→ **EXERCISE**
In the entries below, identify every line with the string "Alberto" and copy it.
= = = =
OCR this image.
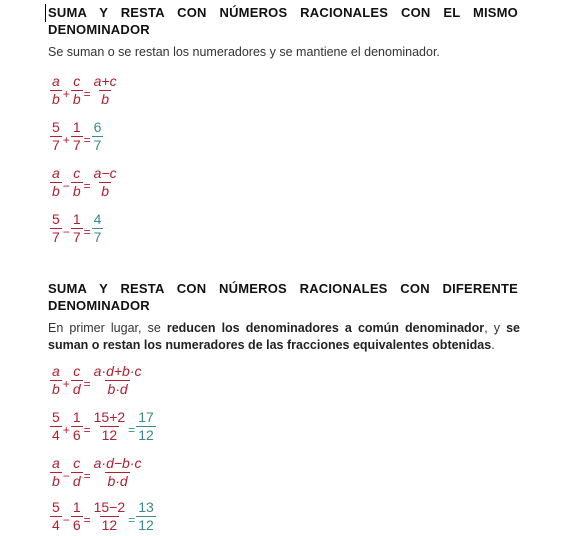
SUMA Y RESTA CON NÚMEROS RACIONALES CON EL MISMO DENOMINADOR
Se suman o se restan los numeradores y se mantiene el denominador.
$\frac{a}{b} + \frac{c}{b} = \frac{a+c}{b}$
$\frac{5}{7} + \frac{1}{7} = \frac{6}{7}$
$\frac{a}{b} - \frac{c}{b} = \frac{a-c}{b}$
$\frac{5}{7} - \frac{1}{7} = \frac{4}{7}$
SUMA Y RESTA CON NÚMEROS RACIONALES CON DIFERENTE DENOMINADOR
En primer lugar, se reducen los denominadores a común denominador, y se suman o restan los numeradores de las fracciones equivalentes obtenidas.
$\frac{a}{b} + \frac{c}{d} = \frac{a\cdot d+b\cdot c}{b\cdot d}$
$\frac{5}{4} + \frac{1}{6} = \frac{15+2}{12} = \frac{17}{12}$
$\frac{a}{b} - \frac{c}{d} = \frac{a\cdot d-b\cdot c}{b\cdot d}$
$\frac{5}{4} - \frac{1}{6} = \frac{15-2}{12} = \frac{13}{12}$
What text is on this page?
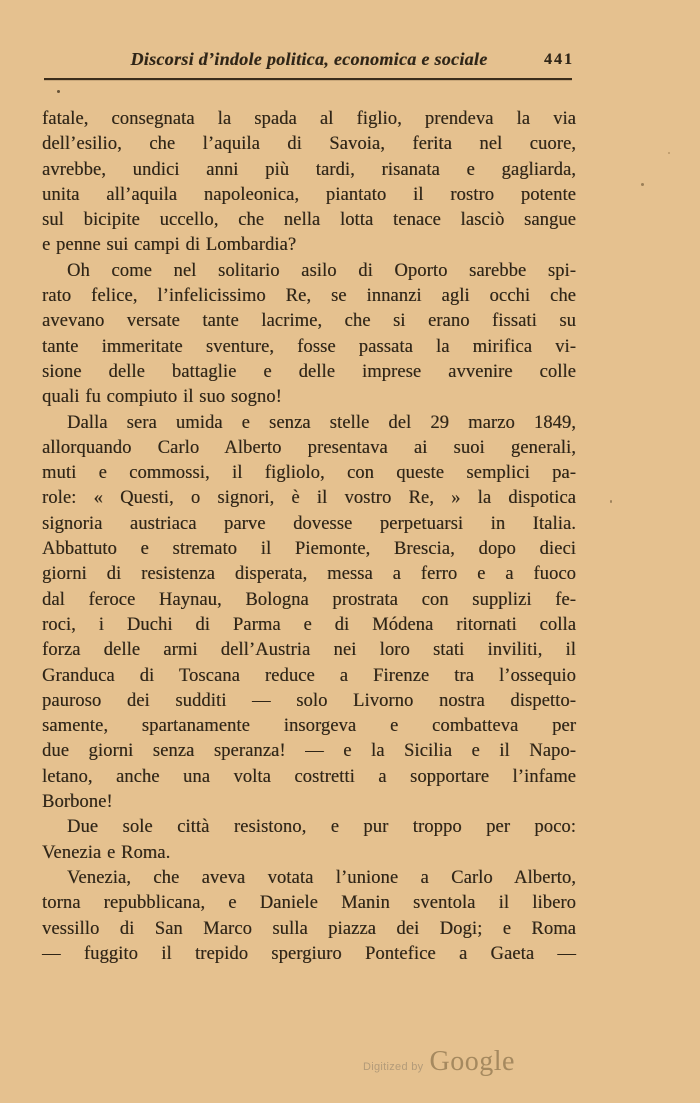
Discorsi d’indole politica, economica e sociale	441
fatale, consegnata la spada al figlio, prendeva la via
dell’esilio, che l’aquila di Savoia, ferita nel cuore,
avrebbe, undici anni più tardi, risanata e gagliarda,
unita all’aquila napoleonica, piantato il rostro potente
sul bicipite uccello, che nella lotta tenace lasciò sangue
e penne sui campi di Lombardia?
Oh come nel solitario asilo di Oporto sarebbe spi-
rato felice, l’infelicissimo Re, se innanzi agli occhi che
avevano versate tante lacrime, che si erano fissati su
tante immeritate sventure, fosse passata la mirifica vi-
sione delle battaglie e delle imprese avvenire colle
quali fu compiuto il suo sogno!
Dalla sera umida e senza stelle del 29 marzo 1849,
allorquando Carlo Alberto presentava ai suoi generali,
muti e commossi, il figliolo, con queste semplici pa-
role: « Questi, o signori, è il vostro Re, » la dispotica
signoria austriaca parve dovesse perpetuarsi in Italia.
Abbattuto e stremato il Piemonte, Brescia, dopo dieci
giorni di resistenza disperata, messa a ferro e a fuoco
dal feroce Haynau, Bologna prostrata con supplizi fe-
roci, i Duchi di Parma e di Módena ritornati colla
forza delle armi dell’Austria nei loro stati inviliti, il
Granduca di Toscana reduce a Firenze tra l’ossequio
pauroso dei sudditi — solo Livorno nostra dispetto-
samente, spartanamente insorgeva e combatteva per
due giorni senza speranza! — e la Sicilia e il Napo-
letano, anche una volta costretti a sopportare l’infame
Borbone!
Due sole città resistono, e pur troppo per poco:
Venezia e Roma.
Venezia, che aveva votata l’unione a Carlo Alberto,
torna repubblicana, e Daniele Manin sventola il libero
vessillo di San Marco sulla piazza dei Dogi; e Roma
— fuggito il trepido spergiuro Pontefice a Gaeta —
Digitized by Google
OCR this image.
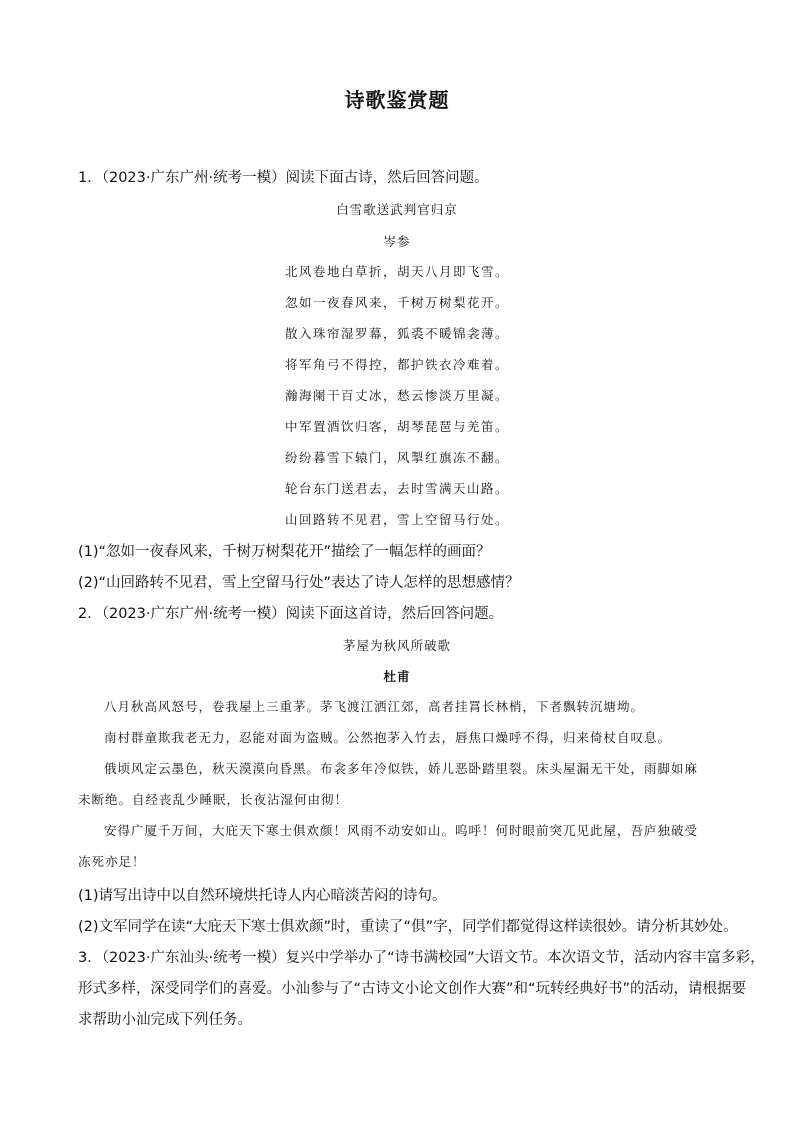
诗歌鉴赏题
1．（2023·广东广州·统考一模）阅读下面古诗，然后回答问题。
白雪歌送武判官归京
岑参
北风卷地白草折，胡天八月即飞雪。
忽如一夜春风来，千树万树梨花开。
散入珠帘湿罗幕，狐裘不暖锦衾薄。
将军角弓不得控，都护铁衣冷难着。
瀚海阑干百丈冰，愁云惨淡万里凝。
中军置酒饮归客，胡琴琵琶与羌笛。
纷纷暮雪下辕门，风掣红旗冻不翻。
轮台东门送君去，去时雪满天山路。
山回路转不见君，雪上空留马行处。
(1)“忽如一夜春风来，千树万树梨花开”描绘了一幅怎样的画面？
(2)“山回路转不见君，雪上空留马行处”表达了诗人怎样的思想感情？
2．（2023·广东广州·统考一模）阅读下面这首诗，然后回答问题。
茅屋为秋风所破歌
杜甫
八月秋高风怒号，卷我屋上三重茅。茅飞渡江洒江郊，高者挂罥长林梢，下者飘转沉塘坳。
南村群童欺我老无力，忍能对面为盗贼。公然抱茅入竹去，唇焦口燥呼不得，归来倚杖自叹息。
俄顷风定云墨色，秋天漠漠向昏黑。布衾多年冷似铁，娇儿恶卧踏里裂。床头屋漏无干处，雨脚如麻
未断绝。自经丧乱少睡眠，长夜沾湿何由彻！
安得广厦千万间，大庇天下寒士俱欢颜！风雨不动安如山。呜呼！何时眼前突兀见此屋，吾庐独破受
冻死亦足！
(1)请写出诗中以自然环境烘托诗人内心暗淡苦闷的诗句。
(2)文军同学在读“大庇天下寒士俱欢颜”时，重读了“俱”字，同学们都觉得这样读很妙。请分析其妙处。
3．（2023·广东汕头·统考一模）复兴中学举办了“诗书满校园”大语文节。本次语文节，活动内容丰富多彩，
形式多样，深受同学们的喜爱。小汕参与了“古诗文小论文创作大赛”和“玩转经典好书”的活动，请根据要
求帮助小汕完成下列任务。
= = = =
→ **RESULT OF THIS EXERCISE**
allorquando Carlo Alberto presentava ai suoi generali,
Venezia, che aveva votata l’unione a Carlo Alberto,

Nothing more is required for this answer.